Start of RECORDS SUPPLIED

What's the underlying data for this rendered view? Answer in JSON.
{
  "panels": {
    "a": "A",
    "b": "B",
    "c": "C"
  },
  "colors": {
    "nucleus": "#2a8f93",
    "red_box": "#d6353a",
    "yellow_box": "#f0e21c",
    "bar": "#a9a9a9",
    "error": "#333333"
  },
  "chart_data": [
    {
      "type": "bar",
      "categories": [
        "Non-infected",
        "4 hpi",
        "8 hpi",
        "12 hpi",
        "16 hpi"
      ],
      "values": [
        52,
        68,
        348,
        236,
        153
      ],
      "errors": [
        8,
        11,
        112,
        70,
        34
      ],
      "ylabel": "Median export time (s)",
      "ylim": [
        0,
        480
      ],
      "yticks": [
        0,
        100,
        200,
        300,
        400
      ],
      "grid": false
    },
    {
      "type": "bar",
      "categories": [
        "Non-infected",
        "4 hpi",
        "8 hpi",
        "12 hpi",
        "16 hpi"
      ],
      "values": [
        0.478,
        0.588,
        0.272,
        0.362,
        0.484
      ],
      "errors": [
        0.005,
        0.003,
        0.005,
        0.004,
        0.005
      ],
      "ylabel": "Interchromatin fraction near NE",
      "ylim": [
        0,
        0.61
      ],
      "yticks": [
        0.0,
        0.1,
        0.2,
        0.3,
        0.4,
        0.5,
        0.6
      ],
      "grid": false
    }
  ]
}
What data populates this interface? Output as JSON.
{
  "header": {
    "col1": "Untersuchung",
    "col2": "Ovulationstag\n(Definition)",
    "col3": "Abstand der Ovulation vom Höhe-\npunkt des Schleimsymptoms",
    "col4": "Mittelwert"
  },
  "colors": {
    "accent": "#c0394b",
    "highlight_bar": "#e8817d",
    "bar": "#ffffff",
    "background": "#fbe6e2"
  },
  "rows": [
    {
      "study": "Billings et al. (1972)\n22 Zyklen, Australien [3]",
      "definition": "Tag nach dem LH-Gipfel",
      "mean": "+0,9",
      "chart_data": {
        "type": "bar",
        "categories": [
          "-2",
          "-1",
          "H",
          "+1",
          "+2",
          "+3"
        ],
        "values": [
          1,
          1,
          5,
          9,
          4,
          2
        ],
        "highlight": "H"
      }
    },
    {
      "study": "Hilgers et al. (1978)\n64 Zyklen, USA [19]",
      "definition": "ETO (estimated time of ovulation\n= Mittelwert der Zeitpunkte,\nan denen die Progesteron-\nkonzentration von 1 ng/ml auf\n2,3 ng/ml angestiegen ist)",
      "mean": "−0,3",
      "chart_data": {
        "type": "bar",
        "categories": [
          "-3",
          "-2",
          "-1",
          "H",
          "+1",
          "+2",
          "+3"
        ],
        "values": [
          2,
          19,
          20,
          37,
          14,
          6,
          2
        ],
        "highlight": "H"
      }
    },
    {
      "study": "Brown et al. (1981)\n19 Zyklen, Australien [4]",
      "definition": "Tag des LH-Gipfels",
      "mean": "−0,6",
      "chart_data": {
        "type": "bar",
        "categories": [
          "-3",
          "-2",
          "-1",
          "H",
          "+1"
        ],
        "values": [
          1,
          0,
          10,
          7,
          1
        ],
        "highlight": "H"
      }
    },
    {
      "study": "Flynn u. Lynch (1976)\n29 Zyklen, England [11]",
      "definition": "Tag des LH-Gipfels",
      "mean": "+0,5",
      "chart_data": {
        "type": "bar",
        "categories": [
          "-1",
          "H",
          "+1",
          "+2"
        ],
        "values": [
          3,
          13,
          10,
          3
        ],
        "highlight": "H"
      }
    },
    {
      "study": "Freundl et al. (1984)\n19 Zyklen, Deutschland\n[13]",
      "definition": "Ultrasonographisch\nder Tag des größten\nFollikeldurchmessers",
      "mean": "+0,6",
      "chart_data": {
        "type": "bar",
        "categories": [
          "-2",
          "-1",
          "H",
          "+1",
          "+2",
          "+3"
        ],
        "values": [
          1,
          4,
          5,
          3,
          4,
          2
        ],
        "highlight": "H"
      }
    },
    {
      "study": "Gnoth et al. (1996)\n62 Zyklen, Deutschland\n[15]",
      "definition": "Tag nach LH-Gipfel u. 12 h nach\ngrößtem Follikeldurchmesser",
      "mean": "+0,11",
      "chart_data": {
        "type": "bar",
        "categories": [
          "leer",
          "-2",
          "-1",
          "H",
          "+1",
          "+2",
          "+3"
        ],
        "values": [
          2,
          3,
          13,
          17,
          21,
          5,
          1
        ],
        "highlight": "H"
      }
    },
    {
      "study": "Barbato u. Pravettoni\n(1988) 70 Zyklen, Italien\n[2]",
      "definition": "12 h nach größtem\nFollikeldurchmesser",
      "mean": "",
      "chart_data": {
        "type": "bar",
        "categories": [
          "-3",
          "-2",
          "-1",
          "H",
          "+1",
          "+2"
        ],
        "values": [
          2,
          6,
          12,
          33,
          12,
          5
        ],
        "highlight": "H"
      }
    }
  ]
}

End of RECORDS SUPPLIED

Check each line of the entries for the string "ylabel". Copy the lines that have it.

COMPLETE ANSWER —
      "ylabel": "Median export time (s)",
      "ylabel": "Interchromatin fraction near NE",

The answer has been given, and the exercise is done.